TASK INSTRUCTIONS: Among the entries below, find the lines with "name" and copy them.

• • •

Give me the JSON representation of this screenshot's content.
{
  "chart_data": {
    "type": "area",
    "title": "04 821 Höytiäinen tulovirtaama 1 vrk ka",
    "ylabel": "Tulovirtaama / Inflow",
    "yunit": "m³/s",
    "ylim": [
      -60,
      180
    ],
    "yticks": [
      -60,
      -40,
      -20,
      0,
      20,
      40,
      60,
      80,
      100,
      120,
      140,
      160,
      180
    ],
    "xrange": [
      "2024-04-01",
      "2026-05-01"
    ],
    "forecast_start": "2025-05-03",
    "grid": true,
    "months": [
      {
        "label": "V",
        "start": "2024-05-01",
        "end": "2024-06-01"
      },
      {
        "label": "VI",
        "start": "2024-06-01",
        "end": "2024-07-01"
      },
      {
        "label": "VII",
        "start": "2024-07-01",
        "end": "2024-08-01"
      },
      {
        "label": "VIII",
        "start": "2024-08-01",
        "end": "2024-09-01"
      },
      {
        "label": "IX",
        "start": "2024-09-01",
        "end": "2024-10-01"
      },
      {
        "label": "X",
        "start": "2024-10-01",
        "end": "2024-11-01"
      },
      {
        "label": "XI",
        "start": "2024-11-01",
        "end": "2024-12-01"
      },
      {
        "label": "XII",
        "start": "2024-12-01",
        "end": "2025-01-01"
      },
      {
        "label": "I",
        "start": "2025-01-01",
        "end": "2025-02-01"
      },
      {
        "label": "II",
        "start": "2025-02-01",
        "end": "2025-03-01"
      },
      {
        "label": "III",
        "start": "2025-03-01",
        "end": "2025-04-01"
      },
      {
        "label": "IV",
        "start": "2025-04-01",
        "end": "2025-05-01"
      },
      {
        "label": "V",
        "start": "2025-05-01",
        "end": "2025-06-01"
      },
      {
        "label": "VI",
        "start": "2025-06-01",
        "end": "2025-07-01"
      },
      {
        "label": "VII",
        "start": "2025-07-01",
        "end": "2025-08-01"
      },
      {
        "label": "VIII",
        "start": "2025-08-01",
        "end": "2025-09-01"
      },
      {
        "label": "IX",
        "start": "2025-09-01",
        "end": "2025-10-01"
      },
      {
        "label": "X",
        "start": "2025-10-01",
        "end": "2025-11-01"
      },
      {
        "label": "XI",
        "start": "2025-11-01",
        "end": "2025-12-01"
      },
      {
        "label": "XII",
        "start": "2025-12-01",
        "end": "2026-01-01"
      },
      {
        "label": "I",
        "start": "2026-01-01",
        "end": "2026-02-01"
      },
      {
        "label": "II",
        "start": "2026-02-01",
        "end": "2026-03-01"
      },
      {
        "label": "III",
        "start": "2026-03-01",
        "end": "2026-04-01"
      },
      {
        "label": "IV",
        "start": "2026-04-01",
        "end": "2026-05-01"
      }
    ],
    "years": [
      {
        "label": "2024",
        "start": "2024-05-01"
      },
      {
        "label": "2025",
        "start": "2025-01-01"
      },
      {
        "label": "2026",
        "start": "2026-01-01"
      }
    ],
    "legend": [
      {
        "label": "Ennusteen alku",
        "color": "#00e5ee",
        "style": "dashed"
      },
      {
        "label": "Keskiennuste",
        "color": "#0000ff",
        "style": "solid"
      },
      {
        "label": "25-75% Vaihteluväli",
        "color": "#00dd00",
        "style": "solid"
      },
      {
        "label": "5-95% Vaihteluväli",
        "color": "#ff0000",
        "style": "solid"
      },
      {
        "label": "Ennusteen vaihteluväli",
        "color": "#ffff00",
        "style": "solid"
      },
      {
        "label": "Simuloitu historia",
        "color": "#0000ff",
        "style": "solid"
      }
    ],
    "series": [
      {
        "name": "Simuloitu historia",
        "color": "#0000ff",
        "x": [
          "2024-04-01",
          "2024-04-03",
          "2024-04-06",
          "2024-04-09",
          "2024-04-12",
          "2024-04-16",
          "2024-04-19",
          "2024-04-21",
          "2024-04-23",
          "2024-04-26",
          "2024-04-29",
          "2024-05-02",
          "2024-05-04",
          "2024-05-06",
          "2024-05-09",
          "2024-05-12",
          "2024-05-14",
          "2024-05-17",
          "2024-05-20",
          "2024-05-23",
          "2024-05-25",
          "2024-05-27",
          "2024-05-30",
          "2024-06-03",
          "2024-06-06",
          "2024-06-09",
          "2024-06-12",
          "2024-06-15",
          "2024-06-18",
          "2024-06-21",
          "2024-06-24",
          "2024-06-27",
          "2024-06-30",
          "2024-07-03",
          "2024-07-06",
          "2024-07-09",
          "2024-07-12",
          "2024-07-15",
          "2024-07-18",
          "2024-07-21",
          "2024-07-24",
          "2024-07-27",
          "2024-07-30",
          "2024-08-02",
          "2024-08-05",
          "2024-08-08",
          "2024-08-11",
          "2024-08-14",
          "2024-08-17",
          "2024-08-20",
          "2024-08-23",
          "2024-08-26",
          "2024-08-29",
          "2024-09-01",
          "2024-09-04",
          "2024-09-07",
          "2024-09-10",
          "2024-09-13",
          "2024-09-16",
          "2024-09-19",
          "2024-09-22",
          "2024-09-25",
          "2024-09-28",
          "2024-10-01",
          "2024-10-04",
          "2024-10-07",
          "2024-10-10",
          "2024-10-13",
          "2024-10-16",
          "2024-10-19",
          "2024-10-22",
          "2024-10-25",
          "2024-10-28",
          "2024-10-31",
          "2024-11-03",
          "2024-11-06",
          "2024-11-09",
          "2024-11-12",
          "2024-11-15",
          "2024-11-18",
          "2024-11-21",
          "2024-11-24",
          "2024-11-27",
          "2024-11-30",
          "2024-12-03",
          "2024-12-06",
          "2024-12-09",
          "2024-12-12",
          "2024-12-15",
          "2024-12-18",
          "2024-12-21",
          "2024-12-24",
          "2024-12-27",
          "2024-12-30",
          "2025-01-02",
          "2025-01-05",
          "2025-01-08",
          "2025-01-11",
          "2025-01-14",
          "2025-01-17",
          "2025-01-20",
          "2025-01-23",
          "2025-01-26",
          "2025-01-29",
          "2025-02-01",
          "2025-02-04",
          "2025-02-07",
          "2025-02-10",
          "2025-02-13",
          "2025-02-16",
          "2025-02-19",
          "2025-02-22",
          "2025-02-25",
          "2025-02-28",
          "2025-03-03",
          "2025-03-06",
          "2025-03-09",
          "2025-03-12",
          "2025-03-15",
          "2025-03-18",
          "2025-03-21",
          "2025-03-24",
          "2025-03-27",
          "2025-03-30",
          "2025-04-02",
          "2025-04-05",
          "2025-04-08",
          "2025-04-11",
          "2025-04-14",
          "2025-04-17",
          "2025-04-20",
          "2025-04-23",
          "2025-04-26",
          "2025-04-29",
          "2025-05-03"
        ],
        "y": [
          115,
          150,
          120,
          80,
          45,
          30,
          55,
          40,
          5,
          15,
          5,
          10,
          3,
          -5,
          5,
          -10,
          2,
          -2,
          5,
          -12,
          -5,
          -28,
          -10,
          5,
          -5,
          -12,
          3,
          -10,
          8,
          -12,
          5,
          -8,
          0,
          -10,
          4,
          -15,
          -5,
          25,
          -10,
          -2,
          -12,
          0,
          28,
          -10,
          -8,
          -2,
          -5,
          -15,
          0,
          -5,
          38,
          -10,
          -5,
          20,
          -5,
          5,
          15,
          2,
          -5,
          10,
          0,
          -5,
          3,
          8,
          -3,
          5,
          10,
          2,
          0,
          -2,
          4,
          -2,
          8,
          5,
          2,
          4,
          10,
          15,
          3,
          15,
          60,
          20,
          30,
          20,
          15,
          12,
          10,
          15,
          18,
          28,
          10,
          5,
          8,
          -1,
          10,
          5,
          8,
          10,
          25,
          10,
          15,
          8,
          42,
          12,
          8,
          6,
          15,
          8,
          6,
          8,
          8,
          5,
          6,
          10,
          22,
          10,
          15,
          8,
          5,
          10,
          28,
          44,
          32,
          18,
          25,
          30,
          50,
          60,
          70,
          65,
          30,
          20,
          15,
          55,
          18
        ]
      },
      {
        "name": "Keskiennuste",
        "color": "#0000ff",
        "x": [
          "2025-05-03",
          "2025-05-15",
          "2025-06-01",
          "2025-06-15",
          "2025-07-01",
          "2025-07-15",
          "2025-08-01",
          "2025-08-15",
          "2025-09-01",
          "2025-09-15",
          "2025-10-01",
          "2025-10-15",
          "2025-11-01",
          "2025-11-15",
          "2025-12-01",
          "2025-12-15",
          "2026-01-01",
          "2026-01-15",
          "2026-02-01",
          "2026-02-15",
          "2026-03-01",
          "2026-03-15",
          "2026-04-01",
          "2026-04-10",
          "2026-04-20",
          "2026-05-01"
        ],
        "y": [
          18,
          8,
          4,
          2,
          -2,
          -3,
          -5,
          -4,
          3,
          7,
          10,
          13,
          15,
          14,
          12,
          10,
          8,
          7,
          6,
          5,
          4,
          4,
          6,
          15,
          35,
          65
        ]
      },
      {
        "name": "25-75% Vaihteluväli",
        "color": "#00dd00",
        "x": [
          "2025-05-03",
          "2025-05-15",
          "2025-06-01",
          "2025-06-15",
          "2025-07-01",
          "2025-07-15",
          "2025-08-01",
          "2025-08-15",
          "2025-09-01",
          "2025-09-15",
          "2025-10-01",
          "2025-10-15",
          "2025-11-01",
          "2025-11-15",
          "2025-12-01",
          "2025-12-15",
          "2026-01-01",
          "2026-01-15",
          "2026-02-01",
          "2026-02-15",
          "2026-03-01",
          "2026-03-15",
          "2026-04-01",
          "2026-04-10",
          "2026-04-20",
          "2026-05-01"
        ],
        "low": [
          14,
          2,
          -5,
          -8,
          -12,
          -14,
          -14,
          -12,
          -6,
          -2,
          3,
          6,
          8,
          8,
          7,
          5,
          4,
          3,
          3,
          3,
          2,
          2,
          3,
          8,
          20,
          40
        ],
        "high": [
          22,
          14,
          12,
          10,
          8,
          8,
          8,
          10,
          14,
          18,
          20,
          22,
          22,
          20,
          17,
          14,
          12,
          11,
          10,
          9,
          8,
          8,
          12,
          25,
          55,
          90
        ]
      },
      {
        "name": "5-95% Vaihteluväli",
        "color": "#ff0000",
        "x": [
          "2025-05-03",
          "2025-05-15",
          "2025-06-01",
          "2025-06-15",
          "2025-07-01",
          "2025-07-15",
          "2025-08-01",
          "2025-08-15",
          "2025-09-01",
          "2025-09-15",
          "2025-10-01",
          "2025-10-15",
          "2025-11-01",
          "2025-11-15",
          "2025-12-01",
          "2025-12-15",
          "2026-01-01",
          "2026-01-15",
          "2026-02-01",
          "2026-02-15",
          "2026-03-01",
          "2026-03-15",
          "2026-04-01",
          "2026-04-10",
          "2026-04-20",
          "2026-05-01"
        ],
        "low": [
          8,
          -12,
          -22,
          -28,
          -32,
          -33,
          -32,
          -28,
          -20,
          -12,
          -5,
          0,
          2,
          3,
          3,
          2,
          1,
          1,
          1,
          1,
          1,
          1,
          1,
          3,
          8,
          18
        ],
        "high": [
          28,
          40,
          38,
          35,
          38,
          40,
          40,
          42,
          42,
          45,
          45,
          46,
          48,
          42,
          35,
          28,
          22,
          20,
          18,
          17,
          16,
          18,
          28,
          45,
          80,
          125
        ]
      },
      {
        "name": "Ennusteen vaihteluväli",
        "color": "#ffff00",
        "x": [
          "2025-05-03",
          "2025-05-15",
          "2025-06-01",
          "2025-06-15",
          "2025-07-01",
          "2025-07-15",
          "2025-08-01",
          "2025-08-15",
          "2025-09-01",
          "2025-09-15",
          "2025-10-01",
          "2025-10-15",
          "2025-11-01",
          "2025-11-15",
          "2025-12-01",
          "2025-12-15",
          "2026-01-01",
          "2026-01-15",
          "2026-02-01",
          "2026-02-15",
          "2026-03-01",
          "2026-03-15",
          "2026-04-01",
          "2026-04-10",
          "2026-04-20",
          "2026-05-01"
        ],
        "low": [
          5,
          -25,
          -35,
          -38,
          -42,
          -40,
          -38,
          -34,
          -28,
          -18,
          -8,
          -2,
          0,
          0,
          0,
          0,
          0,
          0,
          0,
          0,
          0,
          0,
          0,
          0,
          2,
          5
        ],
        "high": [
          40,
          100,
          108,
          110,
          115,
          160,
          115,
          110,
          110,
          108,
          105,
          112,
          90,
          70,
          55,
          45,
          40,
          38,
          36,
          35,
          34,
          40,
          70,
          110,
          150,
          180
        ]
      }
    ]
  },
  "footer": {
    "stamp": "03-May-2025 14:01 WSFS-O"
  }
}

• • •

RESULT OF THIS EXERCISE:
        "name": "Simuloitu historia",
        "name": "Keskiennuste",
        "name": "25-75% Vaihteluväli",
        "name": "5-95% Vaihteluväli",
        "name": "Ennusteen vaihteluväli",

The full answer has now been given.